**DIRECTIONS**
State the number of lines that hold the string "Type", with nothing added.

----

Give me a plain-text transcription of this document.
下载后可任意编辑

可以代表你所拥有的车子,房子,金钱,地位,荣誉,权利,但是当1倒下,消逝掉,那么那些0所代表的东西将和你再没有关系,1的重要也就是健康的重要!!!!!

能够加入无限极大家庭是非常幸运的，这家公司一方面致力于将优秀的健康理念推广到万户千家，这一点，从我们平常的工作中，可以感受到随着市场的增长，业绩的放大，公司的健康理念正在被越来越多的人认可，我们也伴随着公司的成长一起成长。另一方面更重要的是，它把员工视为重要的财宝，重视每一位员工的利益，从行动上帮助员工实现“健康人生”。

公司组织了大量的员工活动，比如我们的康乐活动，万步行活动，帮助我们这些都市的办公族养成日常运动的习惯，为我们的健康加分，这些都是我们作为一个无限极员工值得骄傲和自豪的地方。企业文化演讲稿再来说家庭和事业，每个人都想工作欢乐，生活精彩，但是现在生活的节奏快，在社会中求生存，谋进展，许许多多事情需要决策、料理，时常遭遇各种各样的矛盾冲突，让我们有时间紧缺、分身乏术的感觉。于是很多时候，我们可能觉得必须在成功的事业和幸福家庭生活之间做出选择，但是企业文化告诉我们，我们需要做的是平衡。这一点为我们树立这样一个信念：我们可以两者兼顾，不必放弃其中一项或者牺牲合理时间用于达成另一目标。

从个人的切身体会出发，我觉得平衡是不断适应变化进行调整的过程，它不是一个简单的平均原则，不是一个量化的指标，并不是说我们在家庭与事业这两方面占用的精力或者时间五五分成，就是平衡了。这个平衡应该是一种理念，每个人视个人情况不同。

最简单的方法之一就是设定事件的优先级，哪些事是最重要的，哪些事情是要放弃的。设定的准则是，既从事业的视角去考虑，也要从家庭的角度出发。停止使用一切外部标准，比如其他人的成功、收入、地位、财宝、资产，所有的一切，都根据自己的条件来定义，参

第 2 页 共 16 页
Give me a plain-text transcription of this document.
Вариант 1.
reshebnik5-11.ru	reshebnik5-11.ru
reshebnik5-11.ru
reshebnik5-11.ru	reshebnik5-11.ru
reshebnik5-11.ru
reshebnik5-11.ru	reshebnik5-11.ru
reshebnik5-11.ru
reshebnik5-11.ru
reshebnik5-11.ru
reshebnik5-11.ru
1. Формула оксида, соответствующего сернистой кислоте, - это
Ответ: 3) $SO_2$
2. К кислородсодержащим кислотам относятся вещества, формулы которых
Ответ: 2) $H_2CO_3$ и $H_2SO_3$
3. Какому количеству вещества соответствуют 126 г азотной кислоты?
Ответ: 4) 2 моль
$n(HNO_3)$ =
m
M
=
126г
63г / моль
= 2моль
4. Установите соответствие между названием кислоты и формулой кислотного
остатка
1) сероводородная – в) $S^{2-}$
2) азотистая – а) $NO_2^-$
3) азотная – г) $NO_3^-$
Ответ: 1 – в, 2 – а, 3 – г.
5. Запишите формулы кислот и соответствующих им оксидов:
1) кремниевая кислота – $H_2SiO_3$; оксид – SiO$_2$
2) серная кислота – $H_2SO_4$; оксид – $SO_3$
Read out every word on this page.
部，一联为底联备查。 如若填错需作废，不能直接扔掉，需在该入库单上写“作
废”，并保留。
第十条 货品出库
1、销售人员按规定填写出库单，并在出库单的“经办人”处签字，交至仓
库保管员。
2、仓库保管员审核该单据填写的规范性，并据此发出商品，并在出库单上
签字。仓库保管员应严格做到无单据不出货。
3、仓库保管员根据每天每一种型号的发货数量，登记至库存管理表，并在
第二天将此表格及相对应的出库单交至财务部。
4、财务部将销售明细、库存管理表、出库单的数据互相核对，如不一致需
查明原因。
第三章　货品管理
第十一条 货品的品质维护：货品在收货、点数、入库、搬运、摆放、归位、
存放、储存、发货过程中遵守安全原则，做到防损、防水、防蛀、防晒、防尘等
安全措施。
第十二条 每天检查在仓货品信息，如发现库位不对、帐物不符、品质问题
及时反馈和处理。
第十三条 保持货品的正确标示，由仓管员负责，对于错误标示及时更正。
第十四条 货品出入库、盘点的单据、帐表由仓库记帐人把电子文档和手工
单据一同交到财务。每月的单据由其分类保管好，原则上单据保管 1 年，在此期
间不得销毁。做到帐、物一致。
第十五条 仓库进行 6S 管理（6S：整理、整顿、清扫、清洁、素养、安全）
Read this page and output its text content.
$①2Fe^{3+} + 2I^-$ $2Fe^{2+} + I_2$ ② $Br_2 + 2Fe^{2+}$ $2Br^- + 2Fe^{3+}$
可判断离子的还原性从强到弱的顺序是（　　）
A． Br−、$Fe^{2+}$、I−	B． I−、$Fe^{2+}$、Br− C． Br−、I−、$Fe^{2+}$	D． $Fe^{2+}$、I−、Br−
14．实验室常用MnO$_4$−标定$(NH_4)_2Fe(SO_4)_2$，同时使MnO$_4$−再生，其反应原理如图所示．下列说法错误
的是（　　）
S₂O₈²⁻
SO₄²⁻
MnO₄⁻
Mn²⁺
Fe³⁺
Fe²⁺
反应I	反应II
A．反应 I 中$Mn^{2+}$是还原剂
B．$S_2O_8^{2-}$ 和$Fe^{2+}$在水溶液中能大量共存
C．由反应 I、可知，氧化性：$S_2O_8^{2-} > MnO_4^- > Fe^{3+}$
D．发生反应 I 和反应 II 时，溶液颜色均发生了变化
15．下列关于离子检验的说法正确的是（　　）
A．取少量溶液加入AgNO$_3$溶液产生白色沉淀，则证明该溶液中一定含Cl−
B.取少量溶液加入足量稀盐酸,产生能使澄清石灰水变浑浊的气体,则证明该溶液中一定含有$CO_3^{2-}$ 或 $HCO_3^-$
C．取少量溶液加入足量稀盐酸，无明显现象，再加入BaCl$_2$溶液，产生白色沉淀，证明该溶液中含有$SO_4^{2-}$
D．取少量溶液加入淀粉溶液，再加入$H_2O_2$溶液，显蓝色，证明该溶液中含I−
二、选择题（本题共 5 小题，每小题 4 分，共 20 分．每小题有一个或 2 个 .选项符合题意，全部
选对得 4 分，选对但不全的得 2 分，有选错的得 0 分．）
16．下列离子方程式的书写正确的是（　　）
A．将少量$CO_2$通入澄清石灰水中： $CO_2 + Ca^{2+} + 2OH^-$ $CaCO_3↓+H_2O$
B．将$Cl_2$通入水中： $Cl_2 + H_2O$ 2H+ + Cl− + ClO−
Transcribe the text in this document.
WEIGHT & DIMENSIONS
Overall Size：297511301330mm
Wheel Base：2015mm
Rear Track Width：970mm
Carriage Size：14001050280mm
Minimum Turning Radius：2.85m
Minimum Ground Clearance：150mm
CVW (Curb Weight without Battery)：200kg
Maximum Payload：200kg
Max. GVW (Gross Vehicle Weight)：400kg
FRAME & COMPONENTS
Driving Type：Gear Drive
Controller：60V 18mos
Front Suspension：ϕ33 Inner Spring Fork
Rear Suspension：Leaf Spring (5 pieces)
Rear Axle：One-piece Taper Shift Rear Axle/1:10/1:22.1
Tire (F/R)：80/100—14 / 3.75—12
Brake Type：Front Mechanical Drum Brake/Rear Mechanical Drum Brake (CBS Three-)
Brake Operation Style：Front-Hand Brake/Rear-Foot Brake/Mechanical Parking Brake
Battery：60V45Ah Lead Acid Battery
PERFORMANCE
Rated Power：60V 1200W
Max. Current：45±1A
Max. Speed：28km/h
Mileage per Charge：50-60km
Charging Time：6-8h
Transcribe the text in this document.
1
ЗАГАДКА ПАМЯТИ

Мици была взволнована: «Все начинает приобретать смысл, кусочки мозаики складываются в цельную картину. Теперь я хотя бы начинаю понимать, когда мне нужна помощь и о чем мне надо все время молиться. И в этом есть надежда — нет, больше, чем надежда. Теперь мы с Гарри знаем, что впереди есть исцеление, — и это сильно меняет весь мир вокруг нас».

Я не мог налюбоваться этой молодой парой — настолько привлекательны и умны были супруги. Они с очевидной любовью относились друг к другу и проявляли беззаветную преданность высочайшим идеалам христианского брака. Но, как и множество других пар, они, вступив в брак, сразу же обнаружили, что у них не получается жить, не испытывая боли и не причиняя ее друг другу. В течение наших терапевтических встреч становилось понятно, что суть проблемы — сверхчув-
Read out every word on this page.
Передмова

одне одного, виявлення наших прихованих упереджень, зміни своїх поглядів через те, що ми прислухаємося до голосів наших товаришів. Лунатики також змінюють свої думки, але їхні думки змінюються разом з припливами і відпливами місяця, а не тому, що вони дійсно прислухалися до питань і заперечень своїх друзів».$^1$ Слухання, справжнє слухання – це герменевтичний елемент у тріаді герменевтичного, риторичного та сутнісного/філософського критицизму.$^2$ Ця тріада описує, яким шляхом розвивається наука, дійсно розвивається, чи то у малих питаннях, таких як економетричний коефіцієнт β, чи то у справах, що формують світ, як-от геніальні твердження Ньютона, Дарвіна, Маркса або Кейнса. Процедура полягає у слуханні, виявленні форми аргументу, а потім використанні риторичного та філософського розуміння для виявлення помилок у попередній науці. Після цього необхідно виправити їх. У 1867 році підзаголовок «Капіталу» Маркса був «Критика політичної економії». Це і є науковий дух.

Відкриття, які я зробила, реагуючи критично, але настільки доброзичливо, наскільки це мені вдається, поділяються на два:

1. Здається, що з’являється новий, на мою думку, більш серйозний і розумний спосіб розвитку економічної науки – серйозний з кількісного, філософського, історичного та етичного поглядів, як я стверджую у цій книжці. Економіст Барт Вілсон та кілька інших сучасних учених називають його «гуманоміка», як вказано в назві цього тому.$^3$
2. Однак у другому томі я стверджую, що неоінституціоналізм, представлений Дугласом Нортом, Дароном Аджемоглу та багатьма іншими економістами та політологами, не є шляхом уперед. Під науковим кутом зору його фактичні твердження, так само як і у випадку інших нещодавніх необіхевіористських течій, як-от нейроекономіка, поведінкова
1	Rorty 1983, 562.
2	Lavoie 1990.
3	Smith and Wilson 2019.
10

----

**RESPONSE**
2